WHAT IS ASKED: Each record needs to be echoed exactly; can you do that?
--- begin MATERIAL ---
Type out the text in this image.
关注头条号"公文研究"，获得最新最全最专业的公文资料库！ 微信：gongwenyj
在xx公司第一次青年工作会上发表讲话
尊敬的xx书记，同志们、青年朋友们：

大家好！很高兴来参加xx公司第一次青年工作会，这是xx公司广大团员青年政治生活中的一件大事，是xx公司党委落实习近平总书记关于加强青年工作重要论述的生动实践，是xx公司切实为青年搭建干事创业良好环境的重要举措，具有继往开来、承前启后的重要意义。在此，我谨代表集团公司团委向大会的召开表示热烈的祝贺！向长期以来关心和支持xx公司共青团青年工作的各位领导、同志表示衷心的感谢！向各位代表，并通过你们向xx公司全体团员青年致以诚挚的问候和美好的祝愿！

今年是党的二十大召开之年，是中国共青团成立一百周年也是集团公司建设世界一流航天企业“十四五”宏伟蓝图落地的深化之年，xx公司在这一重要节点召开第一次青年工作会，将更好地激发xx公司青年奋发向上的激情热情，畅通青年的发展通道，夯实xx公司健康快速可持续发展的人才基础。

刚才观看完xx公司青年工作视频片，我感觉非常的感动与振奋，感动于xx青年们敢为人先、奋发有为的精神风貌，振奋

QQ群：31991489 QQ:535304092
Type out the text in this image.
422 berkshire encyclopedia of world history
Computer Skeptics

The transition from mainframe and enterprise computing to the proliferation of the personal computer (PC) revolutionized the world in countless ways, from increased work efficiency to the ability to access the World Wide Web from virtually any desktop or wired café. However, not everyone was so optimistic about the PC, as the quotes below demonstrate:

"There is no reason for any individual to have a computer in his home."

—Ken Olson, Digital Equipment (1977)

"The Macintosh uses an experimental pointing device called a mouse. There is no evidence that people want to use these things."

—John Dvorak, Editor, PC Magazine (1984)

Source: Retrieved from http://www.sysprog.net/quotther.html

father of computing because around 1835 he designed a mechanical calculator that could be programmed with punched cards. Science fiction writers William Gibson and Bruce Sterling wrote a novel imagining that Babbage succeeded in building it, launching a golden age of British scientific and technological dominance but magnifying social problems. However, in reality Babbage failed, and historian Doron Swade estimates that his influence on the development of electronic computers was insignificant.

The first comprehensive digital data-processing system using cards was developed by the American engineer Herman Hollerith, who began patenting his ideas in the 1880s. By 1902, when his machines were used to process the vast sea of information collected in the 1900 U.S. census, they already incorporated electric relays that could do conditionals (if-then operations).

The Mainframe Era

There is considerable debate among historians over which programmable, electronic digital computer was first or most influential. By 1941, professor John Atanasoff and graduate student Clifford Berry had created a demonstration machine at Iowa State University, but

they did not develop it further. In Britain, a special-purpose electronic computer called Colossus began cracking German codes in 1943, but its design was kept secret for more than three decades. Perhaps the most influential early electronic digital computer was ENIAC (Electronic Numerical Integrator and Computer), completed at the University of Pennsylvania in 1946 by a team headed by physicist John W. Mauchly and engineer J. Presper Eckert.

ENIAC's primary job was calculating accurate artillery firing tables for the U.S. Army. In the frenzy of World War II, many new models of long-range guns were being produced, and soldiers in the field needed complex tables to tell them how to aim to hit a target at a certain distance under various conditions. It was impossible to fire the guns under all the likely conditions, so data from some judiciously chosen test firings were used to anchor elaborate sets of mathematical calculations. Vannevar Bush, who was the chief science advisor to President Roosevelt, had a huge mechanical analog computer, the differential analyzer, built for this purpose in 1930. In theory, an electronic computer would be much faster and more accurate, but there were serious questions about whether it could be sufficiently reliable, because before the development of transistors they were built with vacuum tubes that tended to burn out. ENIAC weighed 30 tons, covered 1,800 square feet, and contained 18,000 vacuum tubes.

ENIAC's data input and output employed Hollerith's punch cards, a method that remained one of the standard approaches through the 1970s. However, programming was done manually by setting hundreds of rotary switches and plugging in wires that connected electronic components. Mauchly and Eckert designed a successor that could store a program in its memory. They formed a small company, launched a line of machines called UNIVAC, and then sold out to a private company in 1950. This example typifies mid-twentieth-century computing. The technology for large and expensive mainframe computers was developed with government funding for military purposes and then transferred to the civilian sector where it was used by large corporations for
--- end MATERIAL ---
CORRECT RESPONSE:
Type out the text in this image.
关注头条号"公文研究"，获得最新最全最专业的公文资料库！ 微信：gongwenyj
在xx公司第一次青年工作会上发表讲话
尊敬的xx书记，同志们、青年朋友们：

大家好！很高兴来参加xx公司第一次青年工作会，这是xx公司广大团员青年政治生活中的一件大事，是xx公司党委落实习近平总书记关于加强青年工作重要论述的生动实践，是xx公司切实为青年搭建干事创业良好环境的重要举措，具有继往开来、承前启后的重要意义。在此，我谨代表集团公司团委向大会的召开表示热烈的祝贺！向长期以来关心和支持xx公司共青团青年工作的各位领导、同志表示衷心的感谢！向各位代表，并通过你们向xx公司全体团员青年致以诚挚的问候和美好的祝愿！

今年是党的二十大召开之年，是中国共青团成立一百周年也是集团公司建设世界一流航天企业“十四五”宏伟蓝图落地的深化之年，xx公司在这一重要节点召开第一次青年工作会，将更好地激发xx公司青年奋发向上的激情热情，畅通青年的发展通道，夯实xx公司健康快速可持续发展的人才基础。

刚才观看完xx公司青年工作视频片，我感觉非常的感动与振奋，感动于xx青年们敢为人先、奋发有为的精神风貌，振奋

QQ群：31991489 QQ:535304092
Type out the text in this image.
422 berkshire encyclopedia of world history
Computer Skeptics

The transition from mainframe and enterprise computing to the proliferation of the personal computer (PC) revolutionized the world in countless ways, from increased work efficiency to the ability to access the World Wide Web from virtually any desktop or wired café. However, not everyone was so optimistic about the PC, as the quotes below demonstrate:

"There is no reason for any individual to have a computer in his home."

—Ken Olson, Digital Equipment (1977)

"The Macintosh uses an experimental pointing device called a mouse. There is no evidence that people want to use these things."

—John Dvorak, Editor, PC Magazine (1984)

Source: Retrieved from http://www.sysprog.net/quotther.html

father of computing because around 1835 he designed a mechanical calculator that could be programmed with punched cards. Science fiction writers William Gibson and Bruce Sterling wrote a novel imagining that Babbage succeeded in building it, launching a golden age of British scientific and technological dominance but magnifying social problems. However, in reality Babbage failed, and historian Doron Swade estimates that his influence on the development of electronic computers was insignificant.

The first comprehensive digital data-processing system using cards was developed by the American engineer Herman Hollerith, who began patenting his ideas in the 1880s. By 1902, when his machines were used to process the vast sea of information collected in the 1900 U.S. census, they already incorporated electric relays that could do conditionals (if-then operations).

The Mainframe Era

There is considerable debate among historians over which programmable, electronic digital computer was first or most influential. By 1941, professor John Atanasoff and graduate student Clifford Berry had created a demonstration machine at Iowa State University, but

they did not develop it further. In Britain, a special-purpose electronic computer called Colossus began cracking German codes in 1943, but its design was kept secret for more than three decades. Perhaps the most influential early electronic digital computer was ENIAC (Electronic Numerical Integrator and Computer), completed at the University of Pennsylvania in 1946 by a team headed by physicist John W. Mauchly and engineer J. Presper Eckert.

ENIAC's primary job was calculating accurate artillery firing tables for the U.S. Army. In the frenzy of World War II, many new models of long-range guns were being produced, and soldiers in the field needed complex tables to tell them how to aim to hit a target at a certain distance under various conditions. It was impossible to fire the guns under all the likely conditions, so data from some judiciously chosen test firings were used to anchor elaborate sets of mathematical calculations. Vannevar Bush, who was the chief science advisor to President Roosevelt, had a huge mechanical analog computer, the differential analyzer, built for this purpose in 1930. In theory, an electronic computer would be much faster and more accurate, but there were serious questions about whether it could be sufficiently reliable, because before the development of transistors they were built with vacuum tubes that tended to burn out. ENIAC weighed 30 tons, covered 1,800 square feet, and contained 18,000 vacuum tubes.

ENIAC's data input and output employed Hollerith's punch cards, a method that remained one of the standard approaches through the 1970s. However, programming was done manually by setting hundreds of rotary switches and plugging in wires that connected electronic components. Mauchly and Eckert designed a successor that could store a program in its memory. They formed a small company, launched a line of machines called UNIVAC, and then sold out to a private company in 1950. This example typifies mid-twentieth-century computing. The technology for large and expensive mainframe computers was developed with government funding for military purposes and then transferred to the civilian sector where it was used by large corporations for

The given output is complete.